- [Raw data]
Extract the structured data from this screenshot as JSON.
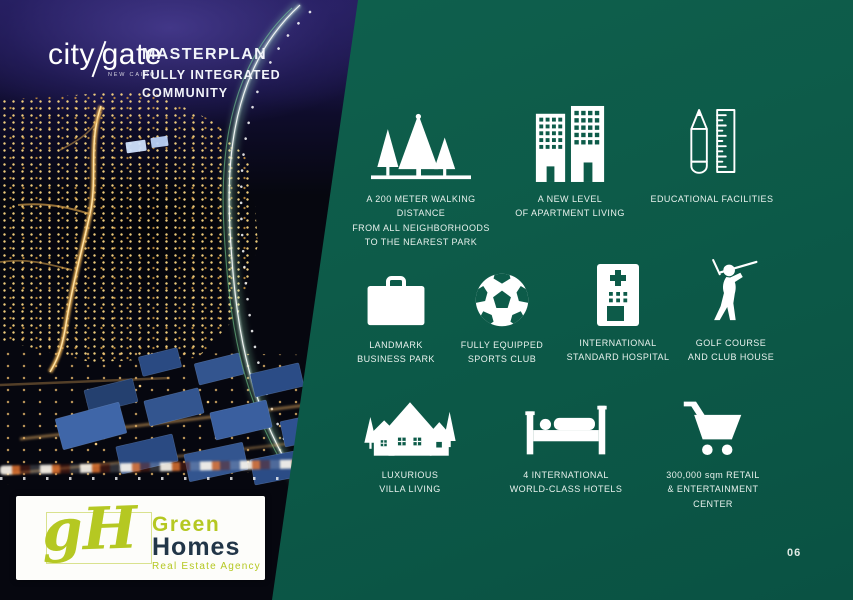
{
  "colors": {
    "panel_green": "#0d5b49",
    "night_base": "#06070f",
    "sky_indigo": "#2e2670",
    "street_gold": "#e2a94f",
    "building_blue": "#33558f",
    "agency_lime": "#b5c822",
    "agency_navy": "#223648",
    "text_white": "#e8f1ed"
  },
  "header": {
    "brand": {
      "part1": "city",
      "part2": "gate",
      "subtext": "NEW CAIRO"
    },
    "titles": [
      "MASTERPLAN",
      "FULLY INTEGRATED",
      "COMMUNITY"
    ]
  },
  "features": {
    "items": [
      {
        "icon": "trees-icon",
        "label": "A 200 METER WALKING DISTANCE\nFROM  ALL NEIGHBORHOODS\nTO THE NEAREST PARK"
      },
      {
        "icon": "apartments-icon",
        "label": "A NEW LEVEL\nOF APARTMENT LIVING"
      },
      {
        "icon": "pencil-ruler-icon",
        "label": "EDUCATIONAL FACILITIES"
      },
      {
        "icon": "briefcase-icon",
        "label": "LANDMARK\nBUSINESS PARK"
      },
      {
        "icon": "soccer-ball-icon",
        "label": "FULLY EQUIPPED\nSPORTS CLUB"
      },
      {
        "icon": "hospital-icon",
        "label": "INTERNATIONAL\nSTANDARD HOSPITAL"
      },
      {
        "icon": "golfer-icon",
        "label": "GOLF COURSE\nAND CLUB HOUSE"
      },
      {
        "icon": "villas-icon",
        "label": "LUXURIOUS\nVILLA LIVING"
      },
      {
        "icon": "bed-icon",
        "label": "4 INTERNATIONAL\nWORLD-CLASS HOTELS"
      },
      {
        "icon": "cart-icon",
        "label": "300,000 sqm RETAIL\n& ENTERTAINMENT\nCENTER"
      }
    ]
  },
  "footer": {
    "page_number": "06",
    "agency": {
      "monogram": "gH",
      "line1": "Green",
      "line2": "Homes",
      "tagline": "Real Estate Agency"
    }
  }
}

- [Written task]
Reproduce the full material exactly, excluding the pictures.

- [Problem solution]
Extract the structured data from this screenshot as JSON.
{
  "colors": {
    "panel_green": "#0d5b49",
    "night_base": "#06070f",
    "sky_indigo": "#2e2670",
    "street_gold": "#e2a94f",
    "building_blue": "#33558f",
    "agency_lime": "#b5c822",
    "agency_navy": "#223648",
    "text_white": "#e8f1ed"
  },
  "header": {
    "brand": {
      "part1": "city",
      "part2": "gate",
      "subtext": "NEW CAIRO"
    },
    "titles": [
      "MASTERPLAN",
      "FULLY INTEGRATED",
      "COMMUNITY"
    ]
  },
  "features": {
    "items": [
      {
        "icon": "trees-icon",
        "label": "A 200 METER WALKING DISTANCE\nFROM  ALL NEIGHBORHOODS\nTO THE NEAREST PARK"
      },
      {
        "icon": "apartments-icon",
        "label": "A NEW LEVEL\nOF APARTMENT LIVING"
      },
      {
        "icon": "pencil-ruler-icon",
        "label": "EDUCATIONAL FACILITIES"
      },
      {
        "icon": "briefcase-icon",
        "label": "LANDMARK\nBUSINESS PARK"
      },
      {
        "icon": "soccer-ball-icon",
        "label": "FULLY EQUIPPED\nSPORTS CLUB"
      },
      {
        "icon": "hospital-icon",
        "label": "INTERNATIONAL\nSTANDARD HOSPITAL"
      },
      {
        "icon": "golfer-icon",
        "label": "GOLF COURSE\nAND CLUB HOUSE"
      },
      {
        "icon": "villas-icon",
        "label": "LUXURIOUS\nVILLA LIVING"
      },
      {
        "icon": "bed-icon",
        "label": "4 INTERNATIONAL\nWORLD-CLASS HOTELS"
      },
      {
        "icon": "cart-icon",
        "label": "300,000 sqm RETAIL\n& ENTERTAINMENT\nCENTER"
      }
    ]
  },
  "footer": {
    "page_number": "06",
    "agency": {
      "monogram": "gH",
      "line1": "Green",
      "line2": "Homes",
      "tagline": "Real Estate Agency"
    }
  }
}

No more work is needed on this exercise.